RECORD EXCERPTS start

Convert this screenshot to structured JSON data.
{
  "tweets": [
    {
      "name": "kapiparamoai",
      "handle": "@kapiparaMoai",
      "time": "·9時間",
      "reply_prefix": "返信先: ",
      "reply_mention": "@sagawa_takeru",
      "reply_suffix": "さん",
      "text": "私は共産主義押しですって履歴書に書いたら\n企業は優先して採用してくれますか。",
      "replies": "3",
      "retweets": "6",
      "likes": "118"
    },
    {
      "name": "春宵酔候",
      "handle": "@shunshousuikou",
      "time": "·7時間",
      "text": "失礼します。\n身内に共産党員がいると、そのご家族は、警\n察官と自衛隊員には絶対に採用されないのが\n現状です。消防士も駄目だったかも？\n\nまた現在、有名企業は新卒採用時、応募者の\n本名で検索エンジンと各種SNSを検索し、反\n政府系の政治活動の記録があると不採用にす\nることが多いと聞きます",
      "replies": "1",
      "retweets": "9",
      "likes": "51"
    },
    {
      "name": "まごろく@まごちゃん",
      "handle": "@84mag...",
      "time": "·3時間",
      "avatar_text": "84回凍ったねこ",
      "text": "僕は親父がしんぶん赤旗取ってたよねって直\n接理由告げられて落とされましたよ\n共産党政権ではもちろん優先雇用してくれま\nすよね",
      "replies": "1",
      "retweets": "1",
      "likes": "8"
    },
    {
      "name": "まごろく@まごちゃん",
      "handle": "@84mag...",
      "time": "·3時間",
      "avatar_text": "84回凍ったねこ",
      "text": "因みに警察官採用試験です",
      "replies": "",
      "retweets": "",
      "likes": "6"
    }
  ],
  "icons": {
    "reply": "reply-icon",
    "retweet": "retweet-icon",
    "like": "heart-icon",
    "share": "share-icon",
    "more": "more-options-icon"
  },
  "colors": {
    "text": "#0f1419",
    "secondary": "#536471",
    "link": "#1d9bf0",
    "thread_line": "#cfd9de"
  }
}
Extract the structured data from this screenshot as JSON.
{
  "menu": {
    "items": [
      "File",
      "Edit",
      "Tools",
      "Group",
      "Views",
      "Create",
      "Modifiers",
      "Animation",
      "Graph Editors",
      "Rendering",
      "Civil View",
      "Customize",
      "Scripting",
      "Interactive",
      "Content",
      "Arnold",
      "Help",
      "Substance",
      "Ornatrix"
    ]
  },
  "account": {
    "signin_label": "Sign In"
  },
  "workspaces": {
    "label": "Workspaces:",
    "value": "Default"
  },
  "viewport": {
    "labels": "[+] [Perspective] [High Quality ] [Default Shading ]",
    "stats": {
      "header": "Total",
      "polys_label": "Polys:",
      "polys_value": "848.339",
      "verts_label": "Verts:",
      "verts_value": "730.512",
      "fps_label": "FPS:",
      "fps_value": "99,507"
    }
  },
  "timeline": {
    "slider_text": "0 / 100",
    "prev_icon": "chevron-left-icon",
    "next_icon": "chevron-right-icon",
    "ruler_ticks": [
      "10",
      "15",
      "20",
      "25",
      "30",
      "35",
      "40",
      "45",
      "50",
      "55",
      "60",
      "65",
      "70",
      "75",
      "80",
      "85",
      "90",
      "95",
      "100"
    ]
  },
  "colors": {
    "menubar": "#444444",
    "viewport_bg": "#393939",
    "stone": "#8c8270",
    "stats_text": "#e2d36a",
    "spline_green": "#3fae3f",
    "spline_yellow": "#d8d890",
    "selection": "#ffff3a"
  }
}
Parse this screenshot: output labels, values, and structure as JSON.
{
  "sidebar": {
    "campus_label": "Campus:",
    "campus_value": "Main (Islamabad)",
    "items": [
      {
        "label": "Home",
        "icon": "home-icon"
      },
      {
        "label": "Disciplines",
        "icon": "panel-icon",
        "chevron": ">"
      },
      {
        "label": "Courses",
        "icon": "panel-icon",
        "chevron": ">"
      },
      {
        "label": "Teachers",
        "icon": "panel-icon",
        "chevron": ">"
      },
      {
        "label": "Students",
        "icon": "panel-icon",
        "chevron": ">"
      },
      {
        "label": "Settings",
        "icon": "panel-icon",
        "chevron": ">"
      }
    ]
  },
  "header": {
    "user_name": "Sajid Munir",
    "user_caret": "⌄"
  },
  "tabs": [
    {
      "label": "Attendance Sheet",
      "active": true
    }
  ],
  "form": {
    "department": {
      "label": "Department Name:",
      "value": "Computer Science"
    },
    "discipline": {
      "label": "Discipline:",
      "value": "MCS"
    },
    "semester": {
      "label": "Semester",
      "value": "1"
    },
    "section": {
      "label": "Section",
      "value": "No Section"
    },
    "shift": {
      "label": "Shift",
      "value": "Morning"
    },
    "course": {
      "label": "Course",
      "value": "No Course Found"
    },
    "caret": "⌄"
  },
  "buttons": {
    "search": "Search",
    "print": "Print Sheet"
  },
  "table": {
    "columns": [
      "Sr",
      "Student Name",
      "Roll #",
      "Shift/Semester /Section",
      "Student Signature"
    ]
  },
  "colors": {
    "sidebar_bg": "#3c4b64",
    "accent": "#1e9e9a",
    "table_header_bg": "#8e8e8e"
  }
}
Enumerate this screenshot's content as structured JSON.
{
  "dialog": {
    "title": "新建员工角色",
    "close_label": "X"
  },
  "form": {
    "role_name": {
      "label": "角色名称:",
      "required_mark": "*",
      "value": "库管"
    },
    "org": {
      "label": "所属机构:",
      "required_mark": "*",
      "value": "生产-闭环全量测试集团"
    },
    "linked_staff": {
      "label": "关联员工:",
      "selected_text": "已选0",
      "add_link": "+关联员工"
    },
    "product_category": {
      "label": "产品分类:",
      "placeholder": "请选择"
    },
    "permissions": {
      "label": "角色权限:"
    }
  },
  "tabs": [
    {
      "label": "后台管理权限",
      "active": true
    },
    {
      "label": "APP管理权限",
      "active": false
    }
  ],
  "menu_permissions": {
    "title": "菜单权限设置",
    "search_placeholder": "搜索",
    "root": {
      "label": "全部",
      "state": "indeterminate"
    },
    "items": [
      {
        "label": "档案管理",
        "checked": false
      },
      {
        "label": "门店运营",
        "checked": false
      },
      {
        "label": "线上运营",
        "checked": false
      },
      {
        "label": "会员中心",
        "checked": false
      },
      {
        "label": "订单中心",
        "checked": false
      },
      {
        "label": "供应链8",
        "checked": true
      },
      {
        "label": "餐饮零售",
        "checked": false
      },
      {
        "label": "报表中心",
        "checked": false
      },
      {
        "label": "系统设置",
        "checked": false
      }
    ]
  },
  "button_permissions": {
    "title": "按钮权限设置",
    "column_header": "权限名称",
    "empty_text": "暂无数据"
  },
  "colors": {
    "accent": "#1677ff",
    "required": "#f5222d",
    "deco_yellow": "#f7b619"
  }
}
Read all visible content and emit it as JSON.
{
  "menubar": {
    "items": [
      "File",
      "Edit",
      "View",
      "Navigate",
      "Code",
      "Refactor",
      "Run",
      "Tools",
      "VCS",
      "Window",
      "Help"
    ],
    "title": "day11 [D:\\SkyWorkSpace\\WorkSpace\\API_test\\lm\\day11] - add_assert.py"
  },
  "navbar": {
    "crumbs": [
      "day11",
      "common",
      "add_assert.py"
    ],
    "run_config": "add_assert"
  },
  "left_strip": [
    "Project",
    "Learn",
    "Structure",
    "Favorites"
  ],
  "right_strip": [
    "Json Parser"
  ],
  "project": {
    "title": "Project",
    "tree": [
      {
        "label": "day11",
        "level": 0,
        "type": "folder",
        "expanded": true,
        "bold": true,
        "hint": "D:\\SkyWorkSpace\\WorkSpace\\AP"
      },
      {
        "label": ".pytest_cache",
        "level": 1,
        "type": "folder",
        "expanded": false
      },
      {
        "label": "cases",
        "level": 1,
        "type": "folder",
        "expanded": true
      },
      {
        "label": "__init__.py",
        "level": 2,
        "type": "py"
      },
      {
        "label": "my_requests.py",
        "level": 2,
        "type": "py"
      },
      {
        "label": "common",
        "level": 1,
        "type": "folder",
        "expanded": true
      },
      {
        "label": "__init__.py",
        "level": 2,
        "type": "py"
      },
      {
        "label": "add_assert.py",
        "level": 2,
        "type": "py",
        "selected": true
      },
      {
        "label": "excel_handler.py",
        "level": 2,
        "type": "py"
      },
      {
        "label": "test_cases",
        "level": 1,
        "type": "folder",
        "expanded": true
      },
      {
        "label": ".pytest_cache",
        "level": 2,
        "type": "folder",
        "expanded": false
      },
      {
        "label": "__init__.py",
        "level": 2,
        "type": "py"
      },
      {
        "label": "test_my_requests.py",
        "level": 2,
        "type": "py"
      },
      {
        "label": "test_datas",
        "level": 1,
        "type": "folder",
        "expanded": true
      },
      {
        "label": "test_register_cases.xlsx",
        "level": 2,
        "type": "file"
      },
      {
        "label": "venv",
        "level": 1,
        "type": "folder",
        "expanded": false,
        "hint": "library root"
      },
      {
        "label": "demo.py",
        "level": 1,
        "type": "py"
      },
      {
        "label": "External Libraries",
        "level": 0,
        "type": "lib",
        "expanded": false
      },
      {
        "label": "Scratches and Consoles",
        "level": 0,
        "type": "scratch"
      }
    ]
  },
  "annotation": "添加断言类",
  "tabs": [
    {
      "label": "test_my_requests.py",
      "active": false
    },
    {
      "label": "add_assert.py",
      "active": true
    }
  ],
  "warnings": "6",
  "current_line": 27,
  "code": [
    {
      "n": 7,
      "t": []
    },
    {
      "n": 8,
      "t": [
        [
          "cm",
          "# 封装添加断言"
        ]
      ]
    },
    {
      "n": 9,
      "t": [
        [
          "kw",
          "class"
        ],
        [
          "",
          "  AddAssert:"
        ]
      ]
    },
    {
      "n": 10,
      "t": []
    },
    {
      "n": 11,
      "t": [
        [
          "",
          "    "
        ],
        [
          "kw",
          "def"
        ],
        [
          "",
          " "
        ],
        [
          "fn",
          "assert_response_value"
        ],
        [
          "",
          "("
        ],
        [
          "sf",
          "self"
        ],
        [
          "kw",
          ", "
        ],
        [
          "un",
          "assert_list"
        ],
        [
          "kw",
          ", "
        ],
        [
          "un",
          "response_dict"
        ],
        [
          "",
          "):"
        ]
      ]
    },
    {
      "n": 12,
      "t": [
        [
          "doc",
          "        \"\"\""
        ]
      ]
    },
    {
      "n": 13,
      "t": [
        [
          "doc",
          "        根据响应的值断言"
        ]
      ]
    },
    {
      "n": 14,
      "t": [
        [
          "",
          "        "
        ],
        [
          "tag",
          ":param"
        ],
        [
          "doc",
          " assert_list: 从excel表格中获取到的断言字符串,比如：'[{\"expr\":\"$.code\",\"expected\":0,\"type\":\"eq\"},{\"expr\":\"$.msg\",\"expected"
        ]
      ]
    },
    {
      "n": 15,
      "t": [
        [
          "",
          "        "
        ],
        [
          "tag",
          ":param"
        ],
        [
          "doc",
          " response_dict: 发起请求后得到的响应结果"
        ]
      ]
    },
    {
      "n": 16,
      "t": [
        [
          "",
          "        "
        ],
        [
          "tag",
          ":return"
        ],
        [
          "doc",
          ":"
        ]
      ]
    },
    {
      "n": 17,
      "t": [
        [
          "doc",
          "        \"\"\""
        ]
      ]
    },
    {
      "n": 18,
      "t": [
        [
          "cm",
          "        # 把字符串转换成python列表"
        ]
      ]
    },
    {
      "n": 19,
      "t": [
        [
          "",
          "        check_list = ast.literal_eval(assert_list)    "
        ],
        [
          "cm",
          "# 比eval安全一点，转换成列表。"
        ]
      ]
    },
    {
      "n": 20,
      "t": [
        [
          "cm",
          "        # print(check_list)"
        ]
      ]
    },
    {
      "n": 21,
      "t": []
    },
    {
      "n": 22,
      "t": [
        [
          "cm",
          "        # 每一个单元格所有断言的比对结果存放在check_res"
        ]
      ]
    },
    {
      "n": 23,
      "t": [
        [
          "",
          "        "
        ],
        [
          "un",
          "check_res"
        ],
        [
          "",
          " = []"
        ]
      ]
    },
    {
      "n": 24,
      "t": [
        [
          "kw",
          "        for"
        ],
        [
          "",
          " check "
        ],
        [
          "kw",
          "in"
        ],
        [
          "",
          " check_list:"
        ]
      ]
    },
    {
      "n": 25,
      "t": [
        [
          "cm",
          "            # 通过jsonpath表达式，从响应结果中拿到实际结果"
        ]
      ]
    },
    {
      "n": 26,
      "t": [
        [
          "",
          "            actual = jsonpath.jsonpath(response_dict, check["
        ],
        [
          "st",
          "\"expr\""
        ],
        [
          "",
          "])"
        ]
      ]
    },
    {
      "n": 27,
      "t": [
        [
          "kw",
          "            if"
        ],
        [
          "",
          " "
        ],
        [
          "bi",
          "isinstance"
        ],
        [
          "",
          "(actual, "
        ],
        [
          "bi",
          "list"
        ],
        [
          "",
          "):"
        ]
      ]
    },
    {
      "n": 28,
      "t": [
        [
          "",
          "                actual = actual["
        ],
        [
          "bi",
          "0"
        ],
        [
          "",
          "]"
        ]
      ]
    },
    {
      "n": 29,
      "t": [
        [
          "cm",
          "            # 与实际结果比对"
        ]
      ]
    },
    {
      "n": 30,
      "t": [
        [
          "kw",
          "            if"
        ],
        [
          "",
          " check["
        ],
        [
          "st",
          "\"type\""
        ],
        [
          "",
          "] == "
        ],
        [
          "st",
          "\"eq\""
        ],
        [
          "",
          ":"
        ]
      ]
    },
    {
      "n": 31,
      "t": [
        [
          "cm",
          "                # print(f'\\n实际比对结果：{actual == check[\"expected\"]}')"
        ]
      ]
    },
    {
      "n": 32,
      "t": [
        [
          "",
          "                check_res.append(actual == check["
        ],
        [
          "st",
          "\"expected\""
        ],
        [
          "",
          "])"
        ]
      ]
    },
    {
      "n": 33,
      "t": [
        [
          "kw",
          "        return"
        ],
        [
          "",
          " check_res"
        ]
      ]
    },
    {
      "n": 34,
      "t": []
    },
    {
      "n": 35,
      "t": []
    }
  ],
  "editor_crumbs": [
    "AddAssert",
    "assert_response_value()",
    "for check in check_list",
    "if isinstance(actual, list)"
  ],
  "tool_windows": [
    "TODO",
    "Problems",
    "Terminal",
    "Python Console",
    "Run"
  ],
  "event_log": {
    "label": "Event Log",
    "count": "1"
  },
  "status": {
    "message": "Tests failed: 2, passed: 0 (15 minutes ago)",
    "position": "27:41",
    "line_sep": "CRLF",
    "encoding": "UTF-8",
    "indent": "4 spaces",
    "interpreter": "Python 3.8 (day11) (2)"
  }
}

RECORD EXCERPTS end

_PROBLEM_
Filter the listing above by the word "expr"; copy each line that passes.

_SOLUTION_
          " assert_list: 从excel表格中获取到的断言字符串,比如：'[{\"expr\":\"$.code\",\"expected\":0,\"type\":\"eq\"},{\"expr\":\"$.msg\",\"expected"
          "\"expr\""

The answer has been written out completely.